Es sind schon Reiseprofis aus 100+ Länder dabei! Wie Deutsche Zentrale für Tourismus, viele Verbände, pepxpress und viele andere.

www.worldtravelnation.com

Alle sind willkommen!

45.
Jochim Beth
Erstellt 27. Februar 2020 21:47 | Permanent-Link

Ich finde, es ist auch ein wenig Eile mit der Entscheidung geboten, denn viele der Aussteller und Besucher aus Übersee reisen sicher schon am Wochenende an und eine Absage kurz vor Messebeginn hätte dann einen wesentlich geringeren Sicherheitseffekt. Dann kommt der Virus, sofern weitere Träger einreisen, trotzdem hier an und verteilt sich bei Absage nicht über die ITB sondern über andere Orte. Neben der Tragödie, die hier natürlich deutlich im Vordergrund steht, wäre dies auch nicht gerade förderlich für das Image unserer Branche bzw. des globalen Tourismus.

44.

[Datenauflistung]
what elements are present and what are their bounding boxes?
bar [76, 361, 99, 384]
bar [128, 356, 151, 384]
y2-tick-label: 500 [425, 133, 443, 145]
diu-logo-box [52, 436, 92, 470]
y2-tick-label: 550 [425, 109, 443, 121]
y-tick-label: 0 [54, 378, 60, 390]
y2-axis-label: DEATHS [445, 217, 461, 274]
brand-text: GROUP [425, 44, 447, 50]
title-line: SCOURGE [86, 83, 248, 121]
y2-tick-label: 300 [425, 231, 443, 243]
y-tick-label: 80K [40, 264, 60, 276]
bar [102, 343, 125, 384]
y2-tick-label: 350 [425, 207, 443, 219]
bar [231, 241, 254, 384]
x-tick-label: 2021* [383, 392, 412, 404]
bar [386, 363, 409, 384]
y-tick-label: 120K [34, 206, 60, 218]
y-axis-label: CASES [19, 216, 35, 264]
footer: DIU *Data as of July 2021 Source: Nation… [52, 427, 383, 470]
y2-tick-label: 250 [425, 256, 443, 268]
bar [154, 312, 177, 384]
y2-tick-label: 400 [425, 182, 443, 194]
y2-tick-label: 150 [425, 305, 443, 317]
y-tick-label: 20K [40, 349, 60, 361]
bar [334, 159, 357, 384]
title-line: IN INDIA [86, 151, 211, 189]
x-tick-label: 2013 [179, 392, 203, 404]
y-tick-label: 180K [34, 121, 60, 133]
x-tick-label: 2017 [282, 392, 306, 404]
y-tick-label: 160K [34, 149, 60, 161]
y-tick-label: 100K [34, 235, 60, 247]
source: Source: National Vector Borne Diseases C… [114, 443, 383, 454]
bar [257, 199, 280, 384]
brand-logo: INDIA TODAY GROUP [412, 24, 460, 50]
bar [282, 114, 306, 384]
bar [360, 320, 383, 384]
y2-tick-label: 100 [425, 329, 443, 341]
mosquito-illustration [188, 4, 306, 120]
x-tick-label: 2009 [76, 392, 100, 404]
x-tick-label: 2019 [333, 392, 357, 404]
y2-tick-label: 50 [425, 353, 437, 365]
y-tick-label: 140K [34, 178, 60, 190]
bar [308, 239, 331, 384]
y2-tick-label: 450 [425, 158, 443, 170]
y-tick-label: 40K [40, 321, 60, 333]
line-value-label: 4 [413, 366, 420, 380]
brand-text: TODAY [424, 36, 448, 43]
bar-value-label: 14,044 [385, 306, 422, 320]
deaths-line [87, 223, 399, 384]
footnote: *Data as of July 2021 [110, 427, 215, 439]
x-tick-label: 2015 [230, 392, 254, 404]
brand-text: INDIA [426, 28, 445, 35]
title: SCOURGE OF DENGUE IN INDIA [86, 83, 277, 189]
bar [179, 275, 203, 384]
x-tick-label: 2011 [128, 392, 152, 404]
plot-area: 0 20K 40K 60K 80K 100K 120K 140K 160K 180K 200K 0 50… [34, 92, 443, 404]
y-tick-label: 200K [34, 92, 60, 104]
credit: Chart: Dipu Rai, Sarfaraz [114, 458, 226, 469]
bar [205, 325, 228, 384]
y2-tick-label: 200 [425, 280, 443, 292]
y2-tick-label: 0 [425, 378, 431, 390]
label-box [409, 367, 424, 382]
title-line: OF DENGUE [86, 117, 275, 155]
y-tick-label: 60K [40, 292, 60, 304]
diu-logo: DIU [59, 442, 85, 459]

[Erforderliche Schritte]
1 - Wiederholen Sie wortgetreu den Abschnitt des Lesetextes, der mit „Ich finde, es“ beginnt und bis einschließlich „des globalen Tourismus.“ reicht.
2 - Welche Organisation nennt der Lesetext als erstes Beispiel für die bereits beteiligten Reiseprofis?
3 - Führen Sie den Lesetext mit den Beiträgen zur ITB im Anschluss an seine letzte Zeile fort.

[Antworten]
1 -
Ich finde, es ist auch ein wenig Eile mit der Entscheidung geboten, denn viele der Aussteller und Besucher aus Übersee reisen sicher schon am Wochenende an und eine Absage kurz vor Messebeginn hätte dann einen wesentlich geringeren Sicherheitseffekt. Dann kommt der Virus, sofern weitere Träger einreisen, trotzdem hier an und verteilt sich bei Absage nicht über die ITB sondern über andere Orte. Neben der Tragödie, die hier natürlich deutlich im Vordergrund steht, wäre dies auch nicht gerade förderlich für das Image unserer Branche bzw. des globalen Tourismus.

2 - Die Deutsche Zentrale für Tourismus.

3 -
Laura Stern
Erstellt 27. Februar 2020 21:04 | Permanent-Link

Es wäre auch mal schön, wenn sich die Verantwortlichen der ITB einmal Gedanken um die Menschen machen würden, die in Berlin leben (so wie meine Wenigkeit)... Wenn jetzt nächste Woche zig Infizierte hier eintrudeln, ist es ja nur noch eine Frage der Zeit, bis es das Virus über die stets überfüllten Öffis rasant verbreitet haben. Ich mit meiner Lungenvorerkrankung sehe das natürlich noch sehr viel kritischer...

43.
Volker Wüst
Erstellt 27. Februar 2020 19:32 | Permanent-Link

Wir haben heute unseren ITB-Besuch mit 6 Teilnehmern abgesagt. Hauptgrund war für uns die laschen Maßnahmen der ITB-Verantwortlichen. Mit höheren Frequenzen bei der Toilettenreinigung, Desinfektionsspendern und einem Formular hält man keinen Virus ab! Sorry, aber für die Sicherheit meiner Mitarbeiter und mich ist das zu wenig. Unsere Stornokosten in 4-stelliger Höhe stellen wir hinter unsere Gesundheitsbedenken.

42.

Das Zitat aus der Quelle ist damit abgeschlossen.